### Your task
Reproduce every entry that follows word for word, but omit the images.

### Provided material
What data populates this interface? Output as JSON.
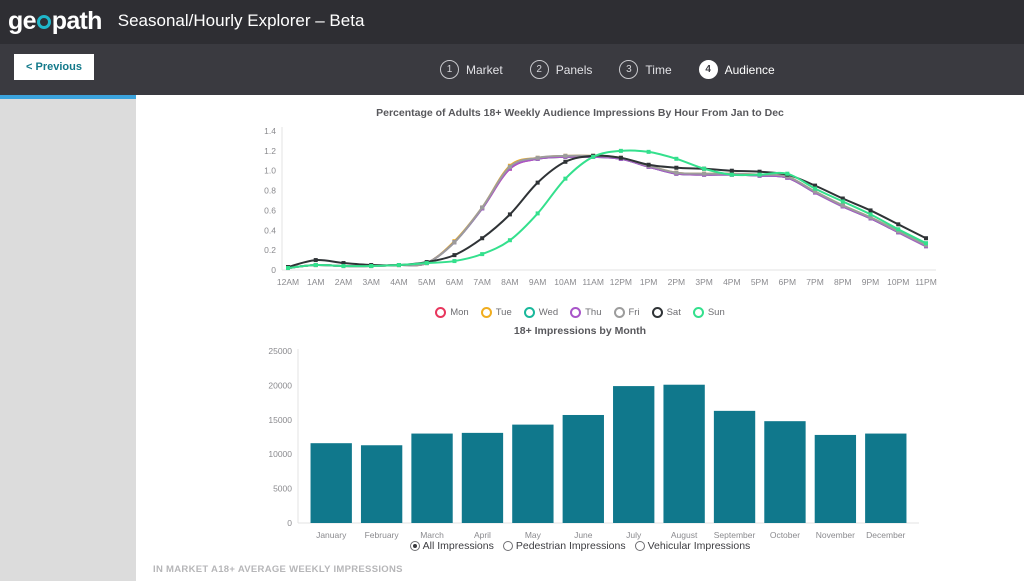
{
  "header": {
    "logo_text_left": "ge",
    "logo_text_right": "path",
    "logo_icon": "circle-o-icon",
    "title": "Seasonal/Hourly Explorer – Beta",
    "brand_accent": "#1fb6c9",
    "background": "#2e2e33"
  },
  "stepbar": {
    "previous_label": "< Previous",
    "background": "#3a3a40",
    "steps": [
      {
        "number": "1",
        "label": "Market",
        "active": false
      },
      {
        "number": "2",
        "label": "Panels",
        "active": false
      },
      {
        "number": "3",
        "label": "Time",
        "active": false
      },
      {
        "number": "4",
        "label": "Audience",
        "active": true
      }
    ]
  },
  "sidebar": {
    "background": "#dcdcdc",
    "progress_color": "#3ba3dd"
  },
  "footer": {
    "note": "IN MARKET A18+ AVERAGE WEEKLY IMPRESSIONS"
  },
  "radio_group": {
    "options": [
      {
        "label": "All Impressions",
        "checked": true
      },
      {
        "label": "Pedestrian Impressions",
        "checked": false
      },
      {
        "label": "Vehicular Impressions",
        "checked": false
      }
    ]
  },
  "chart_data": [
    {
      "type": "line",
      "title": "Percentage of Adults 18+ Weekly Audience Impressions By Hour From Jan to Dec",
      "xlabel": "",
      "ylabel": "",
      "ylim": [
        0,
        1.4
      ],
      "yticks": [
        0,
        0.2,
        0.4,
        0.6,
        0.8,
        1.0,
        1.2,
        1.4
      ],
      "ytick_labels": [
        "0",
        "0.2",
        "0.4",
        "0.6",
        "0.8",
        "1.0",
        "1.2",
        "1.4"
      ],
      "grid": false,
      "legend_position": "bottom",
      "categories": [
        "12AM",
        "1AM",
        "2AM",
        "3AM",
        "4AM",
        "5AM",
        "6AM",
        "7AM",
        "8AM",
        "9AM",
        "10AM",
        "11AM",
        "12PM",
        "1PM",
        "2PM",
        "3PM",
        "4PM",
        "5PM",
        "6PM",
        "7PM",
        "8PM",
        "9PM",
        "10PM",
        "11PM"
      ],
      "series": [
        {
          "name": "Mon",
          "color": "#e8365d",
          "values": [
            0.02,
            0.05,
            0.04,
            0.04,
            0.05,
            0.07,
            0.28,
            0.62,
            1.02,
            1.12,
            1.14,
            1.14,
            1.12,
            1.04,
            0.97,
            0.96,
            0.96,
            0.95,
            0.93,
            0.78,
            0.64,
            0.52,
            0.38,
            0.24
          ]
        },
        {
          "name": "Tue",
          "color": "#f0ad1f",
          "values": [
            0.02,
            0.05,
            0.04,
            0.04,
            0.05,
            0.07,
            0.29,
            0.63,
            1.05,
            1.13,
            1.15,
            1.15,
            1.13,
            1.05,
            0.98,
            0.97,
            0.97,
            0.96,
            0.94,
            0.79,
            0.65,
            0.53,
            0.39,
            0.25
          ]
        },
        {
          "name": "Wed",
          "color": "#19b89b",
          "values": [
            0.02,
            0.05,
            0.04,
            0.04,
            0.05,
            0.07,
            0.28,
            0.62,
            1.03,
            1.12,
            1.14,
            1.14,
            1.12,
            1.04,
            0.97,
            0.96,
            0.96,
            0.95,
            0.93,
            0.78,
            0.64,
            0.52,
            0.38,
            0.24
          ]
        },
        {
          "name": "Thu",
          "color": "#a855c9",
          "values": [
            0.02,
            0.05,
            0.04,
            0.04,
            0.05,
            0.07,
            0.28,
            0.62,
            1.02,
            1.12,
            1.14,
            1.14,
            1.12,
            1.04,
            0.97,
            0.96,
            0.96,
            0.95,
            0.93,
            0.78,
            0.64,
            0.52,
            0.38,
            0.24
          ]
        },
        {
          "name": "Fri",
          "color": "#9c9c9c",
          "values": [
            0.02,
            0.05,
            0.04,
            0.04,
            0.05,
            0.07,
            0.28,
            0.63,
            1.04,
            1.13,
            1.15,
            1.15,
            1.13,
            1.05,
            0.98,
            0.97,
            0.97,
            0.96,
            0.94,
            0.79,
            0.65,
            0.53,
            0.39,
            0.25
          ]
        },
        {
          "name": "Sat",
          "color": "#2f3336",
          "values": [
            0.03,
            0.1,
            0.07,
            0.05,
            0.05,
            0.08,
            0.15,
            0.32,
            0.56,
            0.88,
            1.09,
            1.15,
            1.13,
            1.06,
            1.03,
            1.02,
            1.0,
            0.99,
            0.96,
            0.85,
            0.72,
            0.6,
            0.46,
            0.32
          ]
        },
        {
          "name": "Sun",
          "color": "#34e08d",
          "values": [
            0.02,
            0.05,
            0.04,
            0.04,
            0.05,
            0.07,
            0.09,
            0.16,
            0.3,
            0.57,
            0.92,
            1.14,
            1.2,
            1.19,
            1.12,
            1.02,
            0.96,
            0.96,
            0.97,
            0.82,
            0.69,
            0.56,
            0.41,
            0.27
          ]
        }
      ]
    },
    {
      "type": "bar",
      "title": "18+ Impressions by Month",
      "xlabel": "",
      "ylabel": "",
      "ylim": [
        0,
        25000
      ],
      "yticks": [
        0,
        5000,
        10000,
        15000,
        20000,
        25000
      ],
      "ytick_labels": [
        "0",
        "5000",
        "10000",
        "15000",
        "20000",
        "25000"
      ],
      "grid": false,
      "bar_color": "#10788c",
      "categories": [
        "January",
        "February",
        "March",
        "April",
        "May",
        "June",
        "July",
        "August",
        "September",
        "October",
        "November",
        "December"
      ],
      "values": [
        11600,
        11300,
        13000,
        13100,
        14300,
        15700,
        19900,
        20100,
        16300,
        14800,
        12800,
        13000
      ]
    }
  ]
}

### Problem solution
What data populates this interface? Output as JSON.
{
  "header": {
    "logo_text_left": "ge",
    "logo_text_right": "path",
    "logo_icon": "circle-o-icon",
    "title": "Seasonal/Hourly Explorer – Beta",
    "brand_accent": "#1fb6c9",
    "background": "#2e2e33"
  },
  "stepbar": {
    "previous_label": "< Previous",
    "background": "#3a3a40",
    "steps": [
      {
        "number": "1",
        "label": "Market",
        "active": false
      },
      {
        "number": "2",
        "label": "Panels",
        "active": false
      },
      {
        "number": "3",
        "label": "Time",
        "active": false
      },
      {
        "number": "4",
        "label": "Audience",
        "active": true
      }
    ]
  },
  "sidebar": {
    "background": "#dcdcdc",
    "progress_color": "#3ba3dd"
  },
  "footer": {
    "note": "IN MARKET A18+ AVERAGE WEEKLY IMPRESSIONS"
  },
  "radio_group": {
    "options": [
      {
        "label": "All Impressions",
        "checked": true
      },
      {
        "label": "Pedestrian Impressions",
        "checked": false
      },
      {
        "label": "Vehicular Impressions",
        "checked": false
      }
    ]
  },
  "chart_data": [
    {
      "type": "line",
      "title": "Percentage of Adults 18+ Weekly Audience Impressions By Hour From Jan to Dec",
      "xlabel": "",
      "ylabel": "",
      "ylim": [
        0,
        1.4
      ],
      "yticks": [
        0,
        0.2,
        0.4,
        0.6,
        0.8,
        1.0,
        1.2,
        1.4
      ],
      "ytick_labels": [
        "0",
        "0.2",
        "0.4",
        "0.6",
        "0.8",
        "1.0",
        "1.2",
        "1.4"
      ],
      "grid": false,
      "legend_position": "bottom",
      "categories": [
        "12AM",
        "1AM",
        "2AM",
        "3AM",
        "4AM",
        "5AM",
        "6AM",
        "7AM",
        "8AM",
        "9AM",
        "10AM",
        "11AM",
        "12PM",
        "1PM",
        "2PM",
        "3PM",
        "4PM",
        "5PM",
        "6PM",
        "7PM",
        "8PM",
        "9PM",
        "10PM",
        "11PM"
      ],
      "series": [
        {
          "name": "Mon",
          "color": "#e8365d",
          "values": [
            0.02,
            0.05,
            0.04,
            0.04,
            0.05,
            0.07,
            0.28,
            0.62,
            1.02,
            1.12,
            1.14,
            1.14,
            1.12,
            1.04,
            0.97,
            0.96,
            0.96,
            0.95,
            0.93,
            0.78,
            0.64,
            0.52,
            0.38,
            0.24
          ]
        },
        {
          "name": "Tue",
          "color": "#f0ad1f",
          "values": [
            0.02,
            0.05,
            0.04,
            0.04,
            0.05,
            0.07,
            0.29,
            0.63,
            1.05,
            1.13,
            1.15,
            1.15,
            1.13,
            1.05,
            0.98,
            0.97,
            0.97,
            0.96,
            0.94,
            0.79,
            0.65,
            0.53,
            0.39,
            0.25
          ]
        },
        {
          "name": "Wed",
          "color": "#19b89b",
          "values": [
            0.02,
            0.05,
            0.04,
            0.04,
            0.05,
            0.07,
            0.28,
            0.62,
            1.03,
            1.12,
            1.14,
            1.14,
            1.12,
            1.04,
            0.97,
            0.96,
            0.96,
            0.95,
            0.93,
            0.78,
            0.64,
            0.52,
            0.38,
            0.24
          ]
        },
        {
          "name": "Thu",
          "color": "#a855c9",
          "values": [
            0.02,
            0.05,
            0.04,
            0.04,
            0.05,
            0.07,
            0.28,
            0.62,
            1.02,
            1.12,
            1.14,
            1.14,
            1.12,
            1.04,
            0.97,
            0.96,
            0.96,
            0.95,
            0.93,
            0.78,
            0.64,
            0.52,
            0.38,
            0.24
          ]
        },
        {
          "name": "Fri",
          "color": "#9c9c9c",
          "values": [
            0.02,
            0.05,
            0.04,
            0.04,
            0.05,
            0.07,
            0.28,
            0.63,
            1.04,
            1.13,
            1.15,
            1.15,
            1.13,
            1.05,
            0.98,
            0.97,
            0.97,
            0.96,
            0.94,
            0.79,
            0.65,
            0.53,
            0.39,
            0.25
          ]
        },
        {
          "name": "Sat",
          "color": "#2f3336",
          "values": [
            0.03,
            0.1,
            0.07,
            0.05,
            0.05,
            0.08,
            0.15,
            0.32,
            0.56,
            0.88,
            1.09,
            1.15,
            1.13,
            1.06,
            1.03,
            1.02,
            1.0,
            0.99,
            0.96,
            0.85,
            0.72,
            0.6,
            0.46,
            0.32
          ]
        },
        {
          "name": "Sun",
          "color": "#34e08d",
          "values": [
            0.02,
            0.05,
            0.04,
            0.04,
            0.05,
            0.07,
            0.09,
            0.16,
            0.3,
            0.57,
            0.92,
            1.14,
            1.2,
            1.19,
            1.12,
            1.02,
            0.96,
            0.96,
            0.97,
            0.82,
            0.69,
            0.56,
            0.41,
            0.27
          ]
        }
      ]
    },
    {
      "type": "bar",
      "title": "18+ Impressions by Month",
      "xlabel": "",
      "ylabel": "",
      "ylim": [
        0,
        25000
      ],
      "yticks": [
        0,
        5000,
        10000,
        15000,
        20000,
        25000
      ],
      "ytick_labels": [
        "0",
        "5000",
        "10000",
        "15000",
        "20000",
        "25000"
      ],
      "grid": false,
      "bar_color": "#10788c",
      "categories": [
        "January",
        "February",
        "March",
        "April",
        "May",
        "June",
        "July",
        "August",
        "September",
        "October",
        "November",
        "December"
      ],
      "values": [
        11600,
        11300,
        13000,
        13100,
        14300,
        15700,
        19900,
        20100,
        16300,
        14800,
        12800,
        13000
      ]
    }
  ]
}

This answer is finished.